DATA SECTION:
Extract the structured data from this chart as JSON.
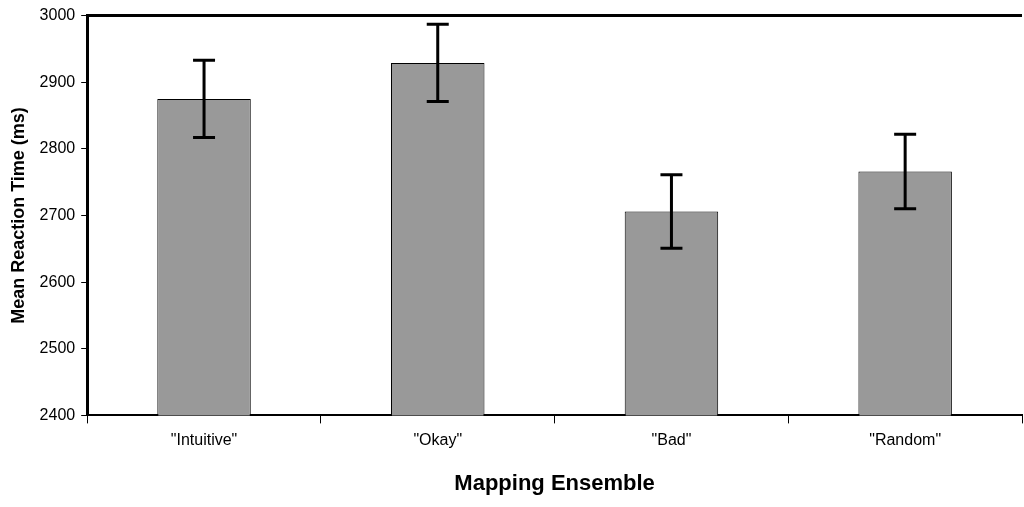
{
  "chart_data": {
    "type": "bar",
    "xlabel": "Mapping Ensemble",
    "ylabel": "Mean Reaction Time (ms)",
    "categories": [
      "\"Intuitive\"",
      "\"Okay\"",
      "\"Bad\"",
      "\"Random\""
    ],
    "values": [
      2875,
      2929,
      2706,
      2766
    ],
    "errors": [
      58,
      58,
      55,
      56
    ],
    "color": "#999999",
    "ylim": [
      2400,
      3000
    ],
    "yticks": [
      2400,
      2500,
      2600,
      2700,
      2800,
      2900,
      3000
    ],
    "grid": false,
    "legend": false
  }
}
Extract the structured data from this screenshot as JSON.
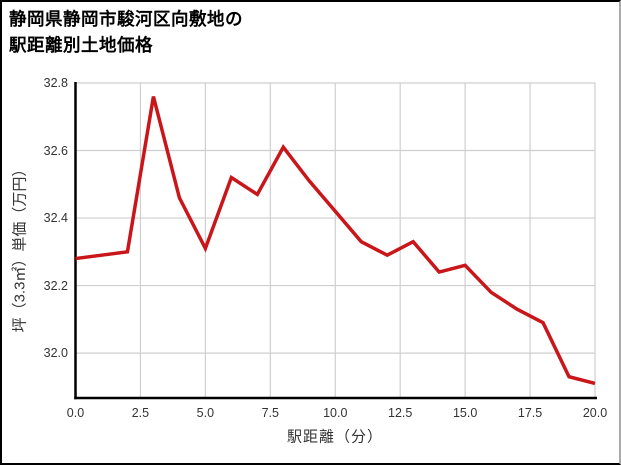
{
  "header": {
    "title_line1": "静岡県静岡市駿河区向敷地の",
    "title_line2": "駅距離別土地価格"
  },
  "chart_data": {
    "type": "line",
    "title": "静岡県静岡市駿河区向敷地の駅距離別土地価格",
    "xlabel": "駅距離（分）",
    "ylabel": "坪（3.3㎡）単価（万円）",
    "x": [
      0,
      1,
      2,
      3,
      4,
      5,
      6,
      7,
      8,
      9,
      10,
      11,
      12,
      13,
      14,
      15,
      16,
      17,
      18,
      19,
      20
    ],
    "values": [
      32.28,
      32.29,
      32.3,
      32.76,
      32.46,
      32.31,
      32.52,
      32.47,
      32.61,
      32.51,
      32.42,
      32.33,
      32.29,
      32.33,
      32.24,
      32.26,
      32.18,
      32.13,
      32.09,
      31.93,
      31.91
    ],
    "x_ticks": [
      "0.0",
      "2.5",
      "5.0",
      "7.5",
      "10.0",
      "12.5",
      "15.0",
      "17.5",
      "20.0"
    ],
    "y_ticks": [
      "32.0",
      "32.2",
      "32.4",
      "32.6",
      "32.8"
    ],
    "xlim": [
      0,
      20
    ],
    "ylim": [
      31.867,
      32.8
    ],
    "grid": true,
    "legend_position": "none",
    "line_color": "#c9161a",
    "grid_color": "#cfcfcf",
    "spine_color": "#000000",
    "tick_color": "#333333",
    "title_color": "#000000"
  }
}
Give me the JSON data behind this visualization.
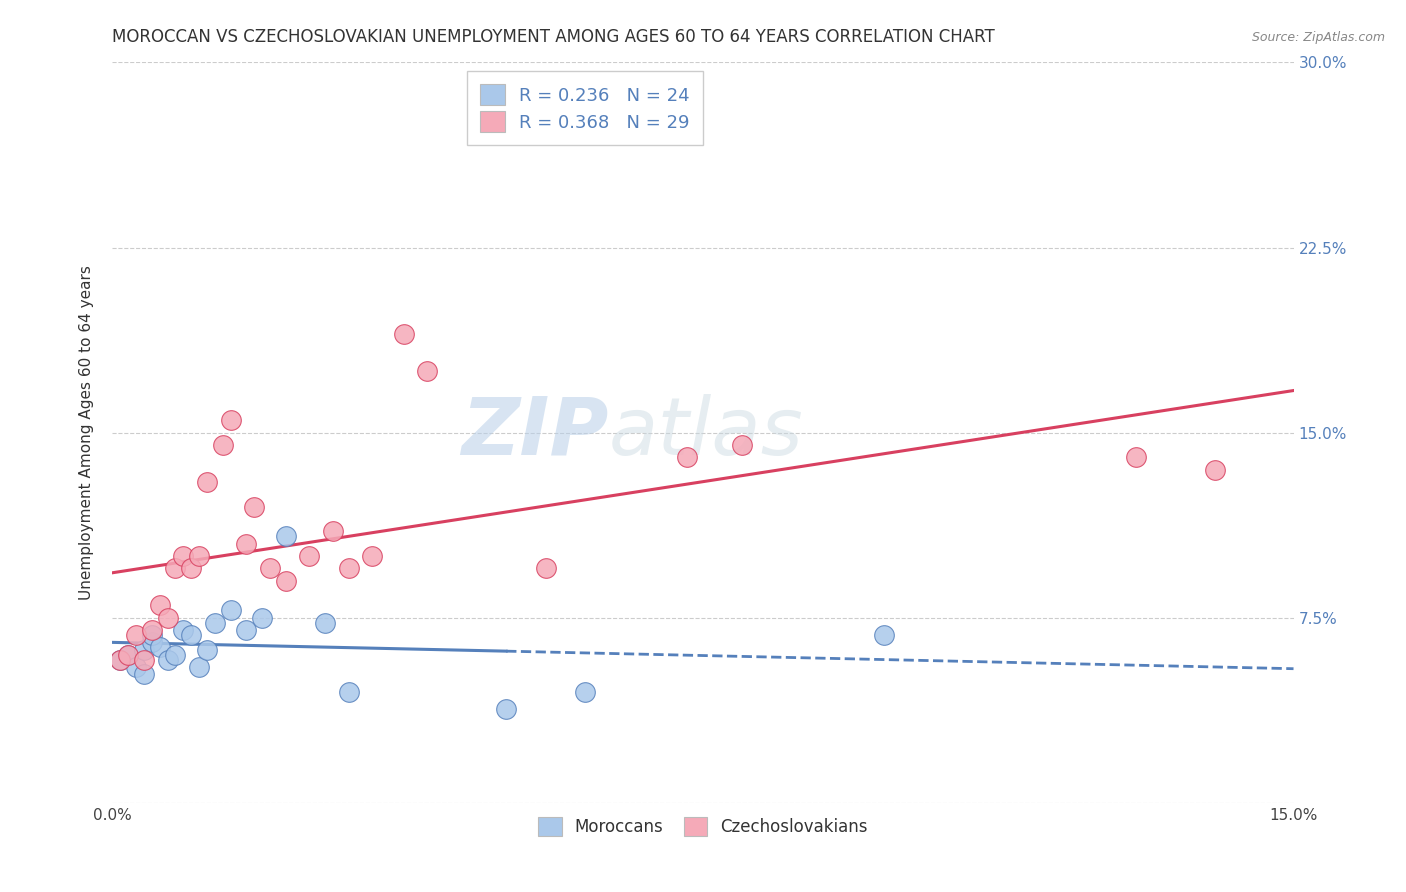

SET PROBLEM:
Pull out every line above that holds the word "ylabel".

ANSWER TO THIS EXERCISE:
    "ylabel": "Mean Reaction Time (ms)",
    "ylabel": "坪（3.3㎡）単価（万円）",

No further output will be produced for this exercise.